>> BEGIN Records for the exercise

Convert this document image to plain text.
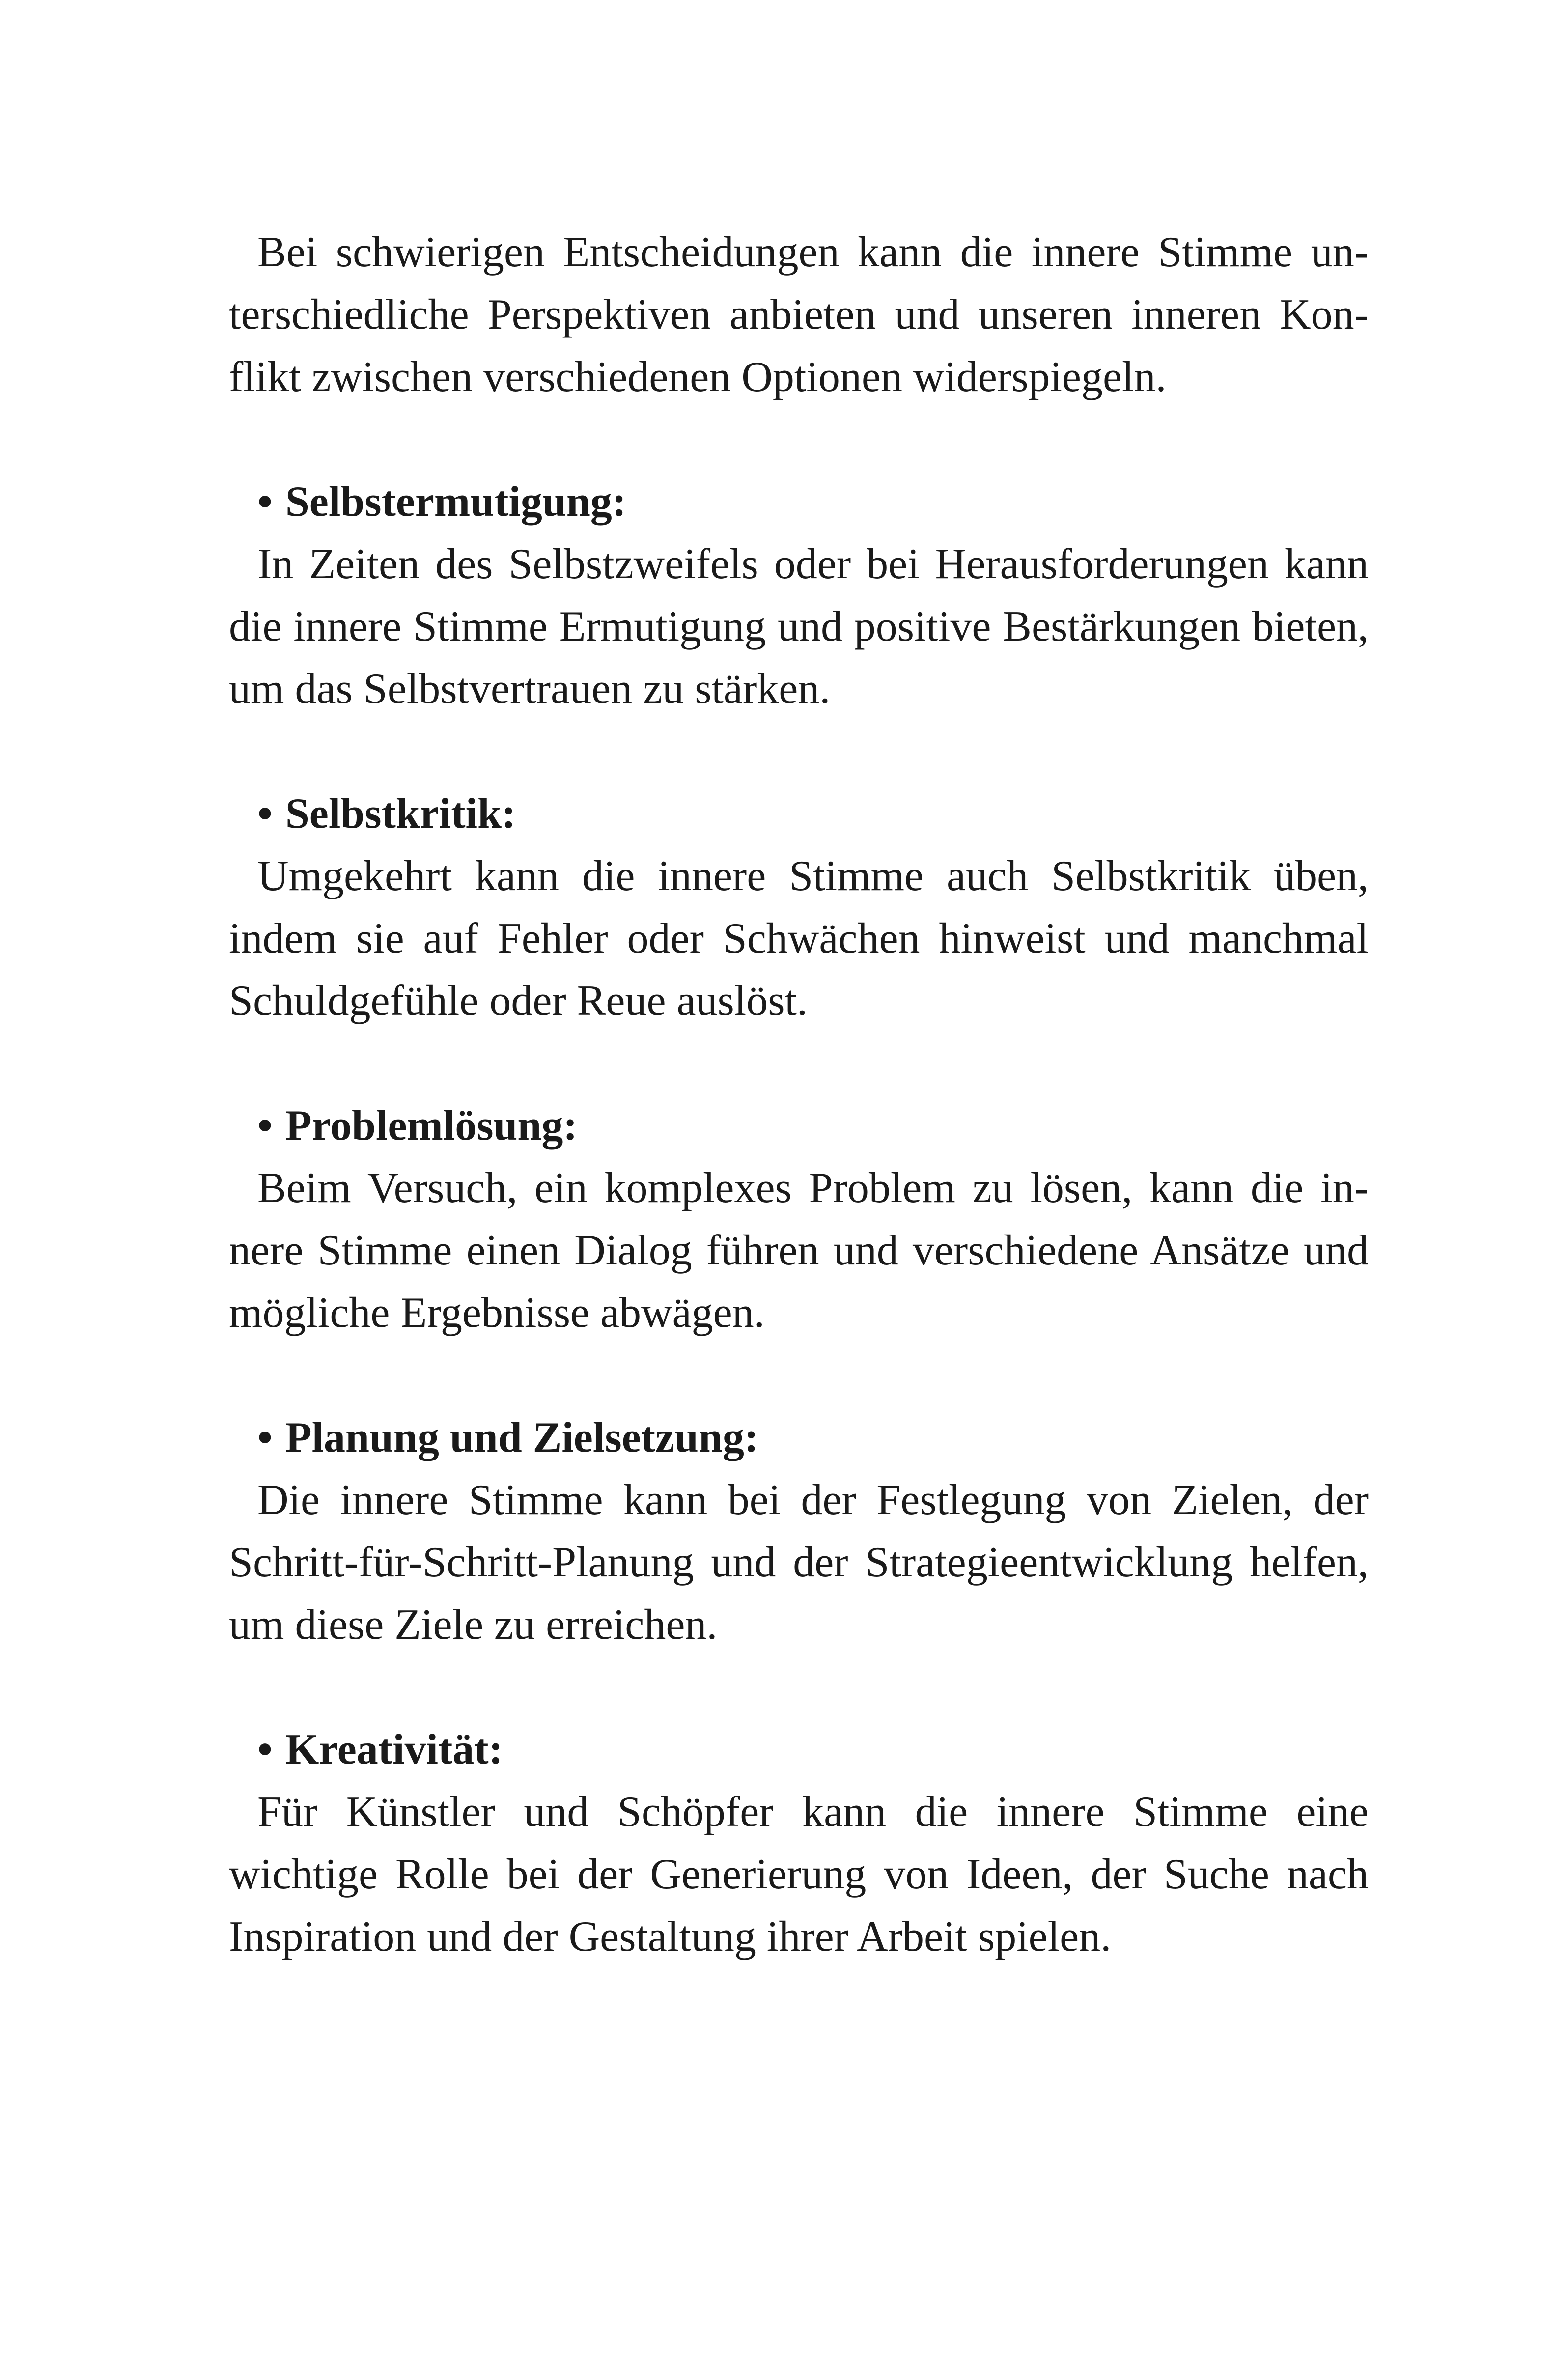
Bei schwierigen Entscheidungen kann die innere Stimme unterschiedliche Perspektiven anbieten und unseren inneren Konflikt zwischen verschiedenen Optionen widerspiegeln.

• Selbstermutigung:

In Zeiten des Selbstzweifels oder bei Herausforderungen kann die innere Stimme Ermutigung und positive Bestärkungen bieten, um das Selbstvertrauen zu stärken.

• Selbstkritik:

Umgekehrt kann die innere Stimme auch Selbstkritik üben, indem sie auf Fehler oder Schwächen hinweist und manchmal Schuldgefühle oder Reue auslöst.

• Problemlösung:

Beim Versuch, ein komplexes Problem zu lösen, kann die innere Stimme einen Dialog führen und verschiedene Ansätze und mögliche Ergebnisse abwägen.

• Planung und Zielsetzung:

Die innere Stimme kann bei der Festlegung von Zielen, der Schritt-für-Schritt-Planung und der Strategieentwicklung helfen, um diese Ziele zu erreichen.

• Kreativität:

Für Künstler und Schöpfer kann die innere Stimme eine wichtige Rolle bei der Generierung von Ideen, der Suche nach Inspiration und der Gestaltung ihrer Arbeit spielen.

>> END Records for the exercise
>> BEGIN Records for the exercise

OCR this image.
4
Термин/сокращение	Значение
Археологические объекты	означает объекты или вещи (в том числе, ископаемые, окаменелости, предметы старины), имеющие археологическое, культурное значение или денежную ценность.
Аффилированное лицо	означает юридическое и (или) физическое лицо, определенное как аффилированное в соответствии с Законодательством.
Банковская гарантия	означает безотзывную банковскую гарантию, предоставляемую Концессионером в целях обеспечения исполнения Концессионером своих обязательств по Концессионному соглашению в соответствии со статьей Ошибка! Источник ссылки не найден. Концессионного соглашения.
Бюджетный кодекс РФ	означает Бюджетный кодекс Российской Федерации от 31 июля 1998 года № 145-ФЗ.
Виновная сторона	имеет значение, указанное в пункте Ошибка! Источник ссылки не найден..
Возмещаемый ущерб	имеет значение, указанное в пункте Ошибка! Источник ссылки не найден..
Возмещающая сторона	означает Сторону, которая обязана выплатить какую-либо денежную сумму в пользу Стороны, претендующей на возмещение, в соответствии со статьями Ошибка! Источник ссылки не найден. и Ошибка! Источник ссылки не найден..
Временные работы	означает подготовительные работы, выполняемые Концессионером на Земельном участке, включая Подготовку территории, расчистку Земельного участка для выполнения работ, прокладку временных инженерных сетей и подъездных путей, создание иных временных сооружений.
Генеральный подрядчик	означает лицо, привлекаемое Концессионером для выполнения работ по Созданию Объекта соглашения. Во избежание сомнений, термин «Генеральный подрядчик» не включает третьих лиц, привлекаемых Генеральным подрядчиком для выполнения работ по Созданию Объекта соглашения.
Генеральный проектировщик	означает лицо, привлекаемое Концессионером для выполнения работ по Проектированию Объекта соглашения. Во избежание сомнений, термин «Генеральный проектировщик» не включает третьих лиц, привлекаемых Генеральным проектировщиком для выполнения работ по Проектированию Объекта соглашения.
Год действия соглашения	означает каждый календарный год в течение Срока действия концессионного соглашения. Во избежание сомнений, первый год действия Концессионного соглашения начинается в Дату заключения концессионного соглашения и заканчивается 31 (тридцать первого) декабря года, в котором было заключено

>> END Records for the exercise

Find all lines with "привлекаемых" in them and copy each one.

Complete output =>
Генеральный подрядчик	означает лицо, привлекаемое Концессионером для выполнения работ по Созданию Объекта соглашения. Во избежание сомнений, термин «Генеральный подрядчик» не включает третьих лиц, привлекаемых Генеральным подрядчиком для выполнения работ по Созданию Объекта соглашения.
Генеральный проектировщик	означает лицо, привлекаемое Концессионером для выполнения работ по Проектированию Объекта соглашения. Во избежание сомнений, термин «Генеральный проектировщик» не включает третьих лиц, привлекаемых Генеральным проектировщиком для выполнения работ по Проектированию Объекта соглашения.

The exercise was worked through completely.